§ **INSTRUCTIONS TO FOLLOW**:
Each record must be retyped in full. No character may differ.

§ **DATA LINES**:
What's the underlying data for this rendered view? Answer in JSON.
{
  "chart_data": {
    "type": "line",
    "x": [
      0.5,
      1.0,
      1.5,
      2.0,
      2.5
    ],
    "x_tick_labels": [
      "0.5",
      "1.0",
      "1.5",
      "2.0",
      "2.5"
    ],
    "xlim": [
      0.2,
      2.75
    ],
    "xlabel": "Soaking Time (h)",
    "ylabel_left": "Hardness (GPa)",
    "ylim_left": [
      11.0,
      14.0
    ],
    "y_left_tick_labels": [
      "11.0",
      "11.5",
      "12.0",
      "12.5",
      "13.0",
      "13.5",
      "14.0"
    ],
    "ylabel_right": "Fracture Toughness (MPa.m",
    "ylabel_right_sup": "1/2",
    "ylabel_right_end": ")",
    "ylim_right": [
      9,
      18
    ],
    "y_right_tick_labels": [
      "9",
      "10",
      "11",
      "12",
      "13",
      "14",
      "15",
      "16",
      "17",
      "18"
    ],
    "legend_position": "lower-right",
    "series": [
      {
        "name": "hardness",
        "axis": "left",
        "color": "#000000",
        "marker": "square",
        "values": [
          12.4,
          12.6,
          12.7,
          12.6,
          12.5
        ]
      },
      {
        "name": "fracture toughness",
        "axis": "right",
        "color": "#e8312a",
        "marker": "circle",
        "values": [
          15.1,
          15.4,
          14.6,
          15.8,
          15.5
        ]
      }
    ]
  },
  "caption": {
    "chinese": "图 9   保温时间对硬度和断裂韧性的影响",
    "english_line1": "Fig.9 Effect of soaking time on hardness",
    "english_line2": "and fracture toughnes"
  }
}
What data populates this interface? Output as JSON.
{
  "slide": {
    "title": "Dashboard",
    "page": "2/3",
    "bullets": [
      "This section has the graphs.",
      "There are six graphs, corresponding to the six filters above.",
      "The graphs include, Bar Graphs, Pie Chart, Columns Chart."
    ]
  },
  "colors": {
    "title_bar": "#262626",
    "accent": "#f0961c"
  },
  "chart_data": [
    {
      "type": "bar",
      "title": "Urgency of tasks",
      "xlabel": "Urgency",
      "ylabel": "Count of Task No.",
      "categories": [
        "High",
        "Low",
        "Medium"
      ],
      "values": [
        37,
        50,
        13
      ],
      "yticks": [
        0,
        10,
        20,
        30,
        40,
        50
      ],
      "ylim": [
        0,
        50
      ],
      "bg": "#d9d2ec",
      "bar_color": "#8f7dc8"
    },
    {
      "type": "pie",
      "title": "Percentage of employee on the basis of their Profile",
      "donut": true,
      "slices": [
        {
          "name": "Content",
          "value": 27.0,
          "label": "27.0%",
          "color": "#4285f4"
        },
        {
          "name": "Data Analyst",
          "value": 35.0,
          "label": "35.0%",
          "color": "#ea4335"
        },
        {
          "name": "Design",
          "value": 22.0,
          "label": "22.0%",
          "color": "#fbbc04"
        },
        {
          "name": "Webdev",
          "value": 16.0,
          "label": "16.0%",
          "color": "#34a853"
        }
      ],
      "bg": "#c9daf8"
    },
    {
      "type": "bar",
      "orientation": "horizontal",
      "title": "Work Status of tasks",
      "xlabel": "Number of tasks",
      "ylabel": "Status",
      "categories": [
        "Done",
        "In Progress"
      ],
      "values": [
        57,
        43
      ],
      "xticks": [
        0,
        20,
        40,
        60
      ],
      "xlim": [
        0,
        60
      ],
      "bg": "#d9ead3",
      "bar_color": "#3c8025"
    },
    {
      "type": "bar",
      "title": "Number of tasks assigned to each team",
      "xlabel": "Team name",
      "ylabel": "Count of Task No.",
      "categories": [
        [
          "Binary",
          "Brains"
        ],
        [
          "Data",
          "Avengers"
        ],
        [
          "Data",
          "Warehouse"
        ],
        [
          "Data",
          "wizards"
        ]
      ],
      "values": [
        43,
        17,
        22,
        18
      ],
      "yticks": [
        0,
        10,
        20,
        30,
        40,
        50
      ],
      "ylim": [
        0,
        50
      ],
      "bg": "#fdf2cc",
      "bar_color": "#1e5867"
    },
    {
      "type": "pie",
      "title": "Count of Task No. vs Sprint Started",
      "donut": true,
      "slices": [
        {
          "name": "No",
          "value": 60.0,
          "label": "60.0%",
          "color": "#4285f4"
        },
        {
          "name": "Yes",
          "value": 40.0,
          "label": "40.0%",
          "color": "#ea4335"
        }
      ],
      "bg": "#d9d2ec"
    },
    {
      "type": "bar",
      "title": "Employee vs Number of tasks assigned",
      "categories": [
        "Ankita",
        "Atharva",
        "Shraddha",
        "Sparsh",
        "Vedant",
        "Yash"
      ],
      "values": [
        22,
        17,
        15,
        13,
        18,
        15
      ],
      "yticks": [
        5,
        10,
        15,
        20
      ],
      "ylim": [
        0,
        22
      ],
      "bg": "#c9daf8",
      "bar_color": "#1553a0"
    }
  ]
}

§ **SOLUTION TO THIS TASK**:
What's the underlying data for this rendered view? Answer in JSON.
{
  "chart_data": {
    "type": "line",
    "x": [
      0.5,
      1.0,
      1.5,
      2.0,
      2.5
    ],
    "x_tick_labels": [
      "0.5",
      "1.0",
      "1.5",
      "2.0",
      "2.5"
    ],
    "xlim": [
      0.2,
      2.75
    ],
    "xlabel": "Soaking Time (h)",
    "ylabel_left": "Hardness (GPa)",
    "ylim_left": [
      11.0,
      14.0
    ],
    "y_left_tick_labels": [
      "11.0",
      "11.5",
      "12.0",
      "12.5",
      "13.0",
      "13.5",
      "14.0"
    ],
    "ylabel_right": "Fracture Toughness (MPa.m",
    "ylabel_right_sup": "1/2",
    "ylabel_right_end": ")",
    "ylim_right": [
      9,
      18
    ],
    "y_right_tick_labels": [
      "9",
      "10",
      "11",
      "12",
      "13",
      "14",
      "15",
      "16",
      "17",
      "18"
    ],
    "legend_position": "lower-right",
    "series": [
      {
        "name": "hardness",
        "axis": "left",
        "color": "#000000",
        "marker": "square",
        "values": [
          12.4,
          12.6,
          12.7,
          12.6,
          12.5
        ]
      },
      {
        "name": "fracture toughness",
        "axis": "right",
        "color": "#e8312a",
        "marker": "circle",
        "values": [
          15.1,
          15.4,
          14.6,
          15.8,
          15.5
        ]
      }
    ]
  },
  "caption": {
    "chinese": "图 9   保温时间对硬度和断裂韧性的影响",
    "english_line1": "Fig.9 Effect of soaking time on hardness",
    "english_line2": "and fracture toughnes"
  }
}
What data populates this interface? Output as JSON.
{
  "slide": {
    "title": "Dashboard",
    "page": "2/3",
    "bullets": [
      "This section has the graphs.",
      "There are six graphs, corresponding to the six filters above.",
      "The graphs include, Bar Graphs, Pie Chart, Columns Chart."
    ]
  },
  "colors": {
    "title_bar": "#262626",
    "accent": "#f0961c"
  },
  "chart_data": [
    {
      "type": "bar",
      "title": "Urgency of tasks",
      "xlabel": "Urgency",
      "ylabel": "Count of Task No.",
      "categories": [
        "High",
        "Low",
        "Medium"
      ],
      "values": [
        37,
        50,
        13
      ],
      "yticks": [
        0,
        10,
        20,
        30,
        40,
        50
      ],
      "ylim": [
        0,
        50
      ],
      "bg": "#d9d2ec",
      "bar_color": "#8f7dc8"
    },
    {
      "type": "pie",
      "title": "Percentage of employee on the basis of their Profile",
      "donut": true,
      "slices": [
        {
          "name": "Content",
          "value": 27.0,
          "label": "27.0%",
          "color": "#4285f4"
        },
        {
          "name": "Data Analyst",
          "value": 35.0,
          "label": "35.0%",
          "color": "#ea4335"
        },
        {
          "name": "Design",
          "value": 22.0,
          "label": "22.0%",
          "color": "#fbbc04"
        },
        {
          "name": "Webdev",
          "value": 16.0,
          "label": "16.0%",
          "color": "#34a853"
        }
      ],
      "bg": "#c9daf8"
    },
    {
      "type": "bar",
      "orientation": "horizontal",
      "title": "Work Status of tasks",
      "xlabel": "Number of tasks",
      "ylabel": "Status",
      "categories": [
        "Done",
        "In Progress"
      ],
      "values": [
        57,
        43
      ],
      "xticks": [
        0,
        20,
        40,
        60
      ],
      "xlim": [
        0,
        60
      ],
      "bg": "#d9ead3",
      "bar_color": "#3c8025"
    },
    {
      "type": "bar",
      "title": "Number of tasks assigned to each team",
      "xlabel": "Team name",
      "ylabel": "Count of Task No.",
      "categories": [
        [
          "Binary",
          "Brains"
        ],
        [
          "Data",
          "Avengers"
        ],
        [
          "Data",
          "Warehouse"
        ],
        [
          "Data",
          "wizards"
        ]
      ],
      "values": [
        43,
        17,
        22,
        18
      ],
      "yticks": [
        0,
        10,
        20,
        30,
        40,
        50
      ],
      "ylim": [
        0,
        50
      ],
      "bg": "#fdf2cc",
      "bar_color": "#1e5867"
    },
    {
      "type": "pie",
      "title": "Count of Task No. vs Sprint Started",
      "donut": true,
      "slices": [
        {
          "name": "No",
          "value": 60.0,
          "label": "60.0%",
          "color": "#4285f4"
        },
        {
          "name": "Yes",
          "value": 40.0,
          "label": "40.0%",
          "color": "#ea4335"
        }
      ],
      "bg": "#d9d2ec"
    },
    {
      "type": "bar",
      "title": "Employee vs Number of tasks assigned",
      "categories": [
        "Ankita",
        "Atharva",
        "Shraddha",
        "Sparsh",
        "Vedant",
        "Yash"
      ],
      "values": [
        22,
        17,
        15,
        13,
        18,
        15
      ],
      "yticks": [
        5,
        10,
        15,
        20
      ],
      "ylim": [
        0,
        22
      ],
      "bg": "#c9daf8",
      "bar_color": "#1553a0"
    }
  ]
}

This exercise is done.